■ WHAT IS BEING ASKED ■
Print the listing that follows, character for character.

■ DATA FOR THE TASK ■
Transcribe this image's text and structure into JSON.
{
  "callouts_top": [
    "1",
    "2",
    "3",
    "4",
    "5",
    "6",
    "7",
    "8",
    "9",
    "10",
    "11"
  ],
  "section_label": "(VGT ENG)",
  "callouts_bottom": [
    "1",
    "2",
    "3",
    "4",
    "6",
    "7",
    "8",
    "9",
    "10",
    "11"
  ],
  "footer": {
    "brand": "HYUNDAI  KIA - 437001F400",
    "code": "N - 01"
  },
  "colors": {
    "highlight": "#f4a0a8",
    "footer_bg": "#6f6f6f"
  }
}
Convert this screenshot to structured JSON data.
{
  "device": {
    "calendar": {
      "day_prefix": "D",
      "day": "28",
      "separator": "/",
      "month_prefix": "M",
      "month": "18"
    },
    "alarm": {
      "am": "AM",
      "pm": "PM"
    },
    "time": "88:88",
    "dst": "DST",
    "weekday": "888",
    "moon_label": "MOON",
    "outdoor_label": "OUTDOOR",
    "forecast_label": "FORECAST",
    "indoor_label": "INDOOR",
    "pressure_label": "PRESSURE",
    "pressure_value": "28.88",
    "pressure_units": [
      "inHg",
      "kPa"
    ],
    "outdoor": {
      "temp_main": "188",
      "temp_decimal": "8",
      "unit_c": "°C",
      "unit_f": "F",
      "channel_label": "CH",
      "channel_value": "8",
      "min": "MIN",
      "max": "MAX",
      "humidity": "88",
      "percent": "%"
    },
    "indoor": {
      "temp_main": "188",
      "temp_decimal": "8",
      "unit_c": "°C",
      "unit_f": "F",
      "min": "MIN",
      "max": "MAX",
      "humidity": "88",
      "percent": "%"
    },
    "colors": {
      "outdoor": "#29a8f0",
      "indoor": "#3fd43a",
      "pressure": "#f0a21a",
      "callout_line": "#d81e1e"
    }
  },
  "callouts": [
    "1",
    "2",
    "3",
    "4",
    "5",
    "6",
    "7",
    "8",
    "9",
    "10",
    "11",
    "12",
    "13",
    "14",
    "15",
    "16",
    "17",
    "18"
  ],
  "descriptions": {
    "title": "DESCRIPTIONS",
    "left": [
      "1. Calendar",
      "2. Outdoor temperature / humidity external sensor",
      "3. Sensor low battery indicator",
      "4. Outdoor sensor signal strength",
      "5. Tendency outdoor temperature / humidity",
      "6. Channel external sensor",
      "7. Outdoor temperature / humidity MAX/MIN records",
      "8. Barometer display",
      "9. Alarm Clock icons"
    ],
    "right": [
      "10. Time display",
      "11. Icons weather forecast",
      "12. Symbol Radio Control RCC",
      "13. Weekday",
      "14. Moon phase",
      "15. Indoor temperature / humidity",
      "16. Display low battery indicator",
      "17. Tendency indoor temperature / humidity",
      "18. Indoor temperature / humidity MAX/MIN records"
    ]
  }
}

■ TASK RESPONSE ■
Transcribe this image's text and structure into JSON.
{
  "callouts_top": [
    "1",
    "2",
    "3",
    "4",
    "5",
    "6",
    "7",
    "8",
    "9",
    "10",
    "11"
  ],
  "section_label": "(VGT ENG)",
  "callouts_bottom": [
    "1",
    "2",
    "3",
    "4",
    "6",
    "7",
    "8",
    "9",
    "10",
    "11"
  ],
  "footer": {
    "brand": "HYUNDAI  KIA - 437001F400",
    "code": "N - 01"
  },
  "colors": {
    "highlight": "#f4a0a8",
    "footer_bg": "#6f6f6f"
  }
}
Convert this screenshot to structured JSON data.
{
  "device": {
    "calendar": {
      "day_prefix": "D",
      "day": "28",
      "separator": "/",
      "month_prefix": "M",
      "month": "18"
    },
    "alarm": {
      "am": "AM",
      "pm": "PM"
    },
    "time": "88:88",
    "dst": "DST",
    "weekday": "888",
    "moon_label": "MOON",
    "outdoor_label": "OUTDOOR",
    "forecast_label": "FORECAST",
    "indoor_label": "INDOOR",
    "pressure_label": "PRESSURE",
    "pressure_value": "28.88",
    "pressure_units": [
      "inHg",
      "kPa"
    ],
    "outdoor": {
      "temp_main": "188",
      "temp_decimal": "8",
      "unit_c": "°C",
      "unit_f": "F",
      "channel_label": "CH",
      "channel_value": "8",
      "min": "MIN",
      "max": "MAX",
      "humidity": "88",
      "percent": "%"
    },
    "indoor": {
      "temp_main": "188",
      "temp_decimal": "8",
      "unit_c": "°C",
      "unit_f": "F",
      "min": "MIN",
      "max": "MAX",
      "humidity": "88",
      "percent": "%"
    },
    "colors": {
      "outdoor": "#29a8f0",
      "indoor": "#3fd43a",
      "pressure": "#f0a21a",
      "callout_line": "#d81e1e"
    }
  },
  "callouts": [
    "1",
    "2",
    "3",
    "4",
    "5",
    "6",
    "7",
    "8",
    "9",
    "10",
    "11",
    "12",
    "13",
    "14",
    "15",
    "16",
    "17",
    "18"
  ],
  "descriptions": {
    "title": "DESCRIPTIONS",
    "left": [
      "1. Calendar",
      "2. Outdoor temperature / humidity external sensor",
      "3. Sensor low battery indicator",
      "4. Outdoor sensor signal strength",
      "5. Tendency outdoor temperature / humidity",
      "6. Channel external sensor",
      "7. Outdoor temperature / humidity MAX/MIN records",
      "8. Barometer display",
      "9. Alarm Clock icons"
    ],
    "right": [
      "10. Time display",
      "11. Icons weather forecast",
      "12. Symbol Radio Control RCC",
      "13. Weekday",
      "14. Moon phase",
      "15. Indoor temperature / humidity",
      "16. Display low battery indicator",
      "17. Tendency indoor temperature / humidity",
      "18. Indoor temperature / humidity MAX/MIN records"
    ]
  }
}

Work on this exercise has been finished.